WHAT IS NEEDED:
Write out the stretch of rows below, from the first row through the row containing "- home-value: 7: [4, 426, 11, 438]", both included, without changing a single character.

GIVEN RECORDS:

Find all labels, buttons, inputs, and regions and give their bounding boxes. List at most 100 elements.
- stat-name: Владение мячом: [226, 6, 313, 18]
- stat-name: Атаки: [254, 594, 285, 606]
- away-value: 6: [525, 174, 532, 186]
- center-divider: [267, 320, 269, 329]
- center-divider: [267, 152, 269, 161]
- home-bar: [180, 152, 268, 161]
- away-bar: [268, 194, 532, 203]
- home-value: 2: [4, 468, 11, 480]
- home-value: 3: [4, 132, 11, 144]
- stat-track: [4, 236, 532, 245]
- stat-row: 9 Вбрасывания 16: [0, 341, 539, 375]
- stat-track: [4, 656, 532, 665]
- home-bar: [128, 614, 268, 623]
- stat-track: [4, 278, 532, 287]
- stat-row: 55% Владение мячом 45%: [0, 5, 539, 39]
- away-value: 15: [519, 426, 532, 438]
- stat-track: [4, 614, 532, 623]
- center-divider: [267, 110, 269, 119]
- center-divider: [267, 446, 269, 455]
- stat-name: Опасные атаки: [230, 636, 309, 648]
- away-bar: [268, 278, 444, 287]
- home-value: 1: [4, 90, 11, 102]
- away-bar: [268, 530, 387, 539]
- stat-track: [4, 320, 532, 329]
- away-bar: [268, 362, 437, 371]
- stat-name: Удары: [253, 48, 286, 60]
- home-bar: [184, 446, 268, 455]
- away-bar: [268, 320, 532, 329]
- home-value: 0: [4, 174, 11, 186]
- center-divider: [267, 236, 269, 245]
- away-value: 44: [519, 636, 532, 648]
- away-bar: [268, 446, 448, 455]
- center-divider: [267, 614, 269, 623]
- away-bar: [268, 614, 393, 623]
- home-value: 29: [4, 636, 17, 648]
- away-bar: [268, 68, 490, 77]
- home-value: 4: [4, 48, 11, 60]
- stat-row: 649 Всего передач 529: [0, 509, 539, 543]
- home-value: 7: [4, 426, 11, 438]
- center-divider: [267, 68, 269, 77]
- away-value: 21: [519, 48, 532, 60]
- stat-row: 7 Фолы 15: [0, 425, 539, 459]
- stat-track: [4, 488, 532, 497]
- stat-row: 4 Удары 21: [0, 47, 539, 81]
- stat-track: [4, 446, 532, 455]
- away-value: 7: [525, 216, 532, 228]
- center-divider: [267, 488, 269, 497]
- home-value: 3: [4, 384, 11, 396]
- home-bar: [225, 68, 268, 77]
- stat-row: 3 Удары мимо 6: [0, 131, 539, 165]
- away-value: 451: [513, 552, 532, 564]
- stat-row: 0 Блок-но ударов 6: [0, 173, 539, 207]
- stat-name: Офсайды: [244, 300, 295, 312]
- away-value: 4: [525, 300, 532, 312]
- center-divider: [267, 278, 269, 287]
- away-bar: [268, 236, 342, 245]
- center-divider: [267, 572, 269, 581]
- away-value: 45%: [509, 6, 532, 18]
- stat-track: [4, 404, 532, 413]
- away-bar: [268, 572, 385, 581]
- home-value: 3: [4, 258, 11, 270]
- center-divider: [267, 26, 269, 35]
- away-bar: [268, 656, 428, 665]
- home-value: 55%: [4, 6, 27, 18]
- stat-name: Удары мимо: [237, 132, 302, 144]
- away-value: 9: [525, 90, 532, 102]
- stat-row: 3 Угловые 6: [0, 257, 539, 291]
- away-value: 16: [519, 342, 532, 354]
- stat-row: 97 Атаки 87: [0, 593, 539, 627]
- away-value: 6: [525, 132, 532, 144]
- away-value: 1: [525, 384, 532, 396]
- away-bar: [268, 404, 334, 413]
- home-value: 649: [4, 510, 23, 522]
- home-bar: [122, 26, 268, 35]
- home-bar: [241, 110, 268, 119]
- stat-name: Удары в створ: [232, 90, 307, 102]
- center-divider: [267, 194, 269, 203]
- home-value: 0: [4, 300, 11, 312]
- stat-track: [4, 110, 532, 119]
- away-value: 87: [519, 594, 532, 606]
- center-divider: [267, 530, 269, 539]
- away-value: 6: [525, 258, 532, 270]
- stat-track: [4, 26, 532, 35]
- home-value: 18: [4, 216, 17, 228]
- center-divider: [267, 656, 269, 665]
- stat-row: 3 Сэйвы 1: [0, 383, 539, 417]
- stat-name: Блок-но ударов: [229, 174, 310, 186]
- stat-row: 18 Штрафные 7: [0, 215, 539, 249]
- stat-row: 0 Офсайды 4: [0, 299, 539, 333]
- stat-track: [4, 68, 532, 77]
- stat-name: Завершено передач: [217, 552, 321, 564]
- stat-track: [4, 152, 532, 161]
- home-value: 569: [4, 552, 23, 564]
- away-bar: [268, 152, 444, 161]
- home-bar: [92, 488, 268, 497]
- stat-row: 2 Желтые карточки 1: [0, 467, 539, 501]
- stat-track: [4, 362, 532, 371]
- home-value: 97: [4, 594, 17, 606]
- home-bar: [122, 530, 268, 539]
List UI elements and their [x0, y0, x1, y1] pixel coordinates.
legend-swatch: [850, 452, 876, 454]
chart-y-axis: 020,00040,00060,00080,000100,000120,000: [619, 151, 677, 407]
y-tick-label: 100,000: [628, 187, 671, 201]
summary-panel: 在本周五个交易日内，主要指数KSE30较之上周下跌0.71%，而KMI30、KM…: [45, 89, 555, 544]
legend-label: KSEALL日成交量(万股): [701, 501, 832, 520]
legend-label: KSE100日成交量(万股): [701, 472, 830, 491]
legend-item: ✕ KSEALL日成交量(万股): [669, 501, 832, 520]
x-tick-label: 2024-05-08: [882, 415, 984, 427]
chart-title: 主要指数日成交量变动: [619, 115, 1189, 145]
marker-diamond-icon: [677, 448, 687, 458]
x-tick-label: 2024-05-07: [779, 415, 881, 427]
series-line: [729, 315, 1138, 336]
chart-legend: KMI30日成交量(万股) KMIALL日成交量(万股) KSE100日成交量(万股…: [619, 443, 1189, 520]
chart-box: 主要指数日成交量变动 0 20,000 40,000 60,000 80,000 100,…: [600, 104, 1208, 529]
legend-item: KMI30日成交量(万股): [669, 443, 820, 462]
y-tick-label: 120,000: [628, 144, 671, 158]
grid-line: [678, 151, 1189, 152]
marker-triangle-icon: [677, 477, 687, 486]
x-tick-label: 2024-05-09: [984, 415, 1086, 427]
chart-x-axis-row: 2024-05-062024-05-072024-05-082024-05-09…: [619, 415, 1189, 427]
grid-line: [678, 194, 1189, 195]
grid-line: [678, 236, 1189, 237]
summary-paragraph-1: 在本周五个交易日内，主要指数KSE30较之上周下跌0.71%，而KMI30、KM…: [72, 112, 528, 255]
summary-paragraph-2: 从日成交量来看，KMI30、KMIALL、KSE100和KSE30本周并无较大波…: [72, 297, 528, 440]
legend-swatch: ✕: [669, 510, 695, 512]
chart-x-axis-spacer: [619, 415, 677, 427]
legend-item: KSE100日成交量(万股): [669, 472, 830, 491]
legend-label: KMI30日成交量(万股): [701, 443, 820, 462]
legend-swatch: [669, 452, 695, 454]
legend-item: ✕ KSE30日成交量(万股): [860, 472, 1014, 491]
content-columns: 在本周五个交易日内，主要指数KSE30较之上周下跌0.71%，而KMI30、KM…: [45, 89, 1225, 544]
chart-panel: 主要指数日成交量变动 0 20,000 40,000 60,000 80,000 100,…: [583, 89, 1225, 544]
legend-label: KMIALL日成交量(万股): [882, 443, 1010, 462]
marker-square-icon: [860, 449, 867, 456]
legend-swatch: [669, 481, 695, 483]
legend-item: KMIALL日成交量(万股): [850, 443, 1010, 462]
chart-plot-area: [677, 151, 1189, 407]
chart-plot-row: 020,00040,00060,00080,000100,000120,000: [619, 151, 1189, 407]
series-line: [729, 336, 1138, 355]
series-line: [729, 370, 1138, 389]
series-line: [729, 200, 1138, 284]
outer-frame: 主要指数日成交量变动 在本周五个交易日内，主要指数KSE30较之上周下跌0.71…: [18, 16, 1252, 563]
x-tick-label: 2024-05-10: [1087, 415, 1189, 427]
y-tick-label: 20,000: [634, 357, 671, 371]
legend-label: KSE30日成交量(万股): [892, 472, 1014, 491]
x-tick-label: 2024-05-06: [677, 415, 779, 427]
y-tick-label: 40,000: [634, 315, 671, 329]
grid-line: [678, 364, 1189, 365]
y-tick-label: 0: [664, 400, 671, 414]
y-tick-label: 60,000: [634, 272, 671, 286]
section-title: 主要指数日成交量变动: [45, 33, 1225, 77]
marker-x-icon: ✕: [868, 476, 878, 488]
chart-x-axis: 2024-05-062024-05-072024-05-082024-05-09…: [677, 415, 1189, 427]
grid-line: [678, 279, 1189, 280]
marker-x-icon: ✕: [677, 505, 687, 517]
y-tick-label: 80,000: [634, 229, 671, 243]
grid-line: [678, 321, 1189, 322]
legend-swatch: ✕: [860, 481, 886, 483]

CORRECT RESPONSE:
Find all labels, buttons, inputs, and regions and give their bounding boxes. List at most 100 elements.
- stat-name: Владение мячом: [226, 6, 313, 18]
- stat-name: Атаки: [254, 594, 285, 606]
- away-value: 6: [525, 174, 532, 186]
- center-divider: [267, 320, 269, 329]
- center-divider: [267, 152, 269, 161]
- home-bar: [180, 152, 268, 161]
- away-bar: [268, 194, 532, 203]
- home-value: 2: [4, 468, 11, 480]
- home-value: 3: [4, 132, 11, 144]
- stat-track: [4, 236, 532, 245]
- stat-row: 9 Вбрасывания 16: [0, 341, 539, 375]
- stat-track: [4, 656, 532, 665]
- home-bar: [128, 614, 268, 623]
- stat-track: [4, 278, 532, 287]
- stat-row: 55% Владение мячом 45%: [0, 5, 539, 39]
- away-value: 15: [519, 426, 532, 438]
- stat-track: [4, 614, 532, 623]
- center-divider: [267, 110, 269, 119]
- center-divider: [267, 446, 269, 455]
- stat-name: Опасные атаки: [230, 636, 309, 648]
- away-bar: [268, 278, 444, 287]
- home-value: 1: [4, 90, 11, 102]
- away-bar: [268, 530, 387, 539]
- stat-track: [4, 320, 532, 329]
- away-bar: [268, 362, 437, 371]
- stat-name: Удары: [253, 48, 286, 60]
- home-bar: [184, 446, 268, 455]
- away-bar: [268, 320, 532, 329]
- home-value: 0: [4, 174, 11, 186]
- center-divider: [267, 236, 269, 245]
- away-value: 44: [519, 636, 532, 648]
- away-bar: [268, 446, 448, 455]
- center-divider: [267, 614, 269, 623]
- away-bar: [268, 614, 393, 623]
- home-value: 29: [4, 636, 17, 648]
- away-bar: [268, 68, 490, 77]
- home-value: 4: [4, 48, 11, 60]
- stat-row: 649 Всего передач 529: [0, 509, 539, 543]
- home-value: 7: [4, 426, 11, 438]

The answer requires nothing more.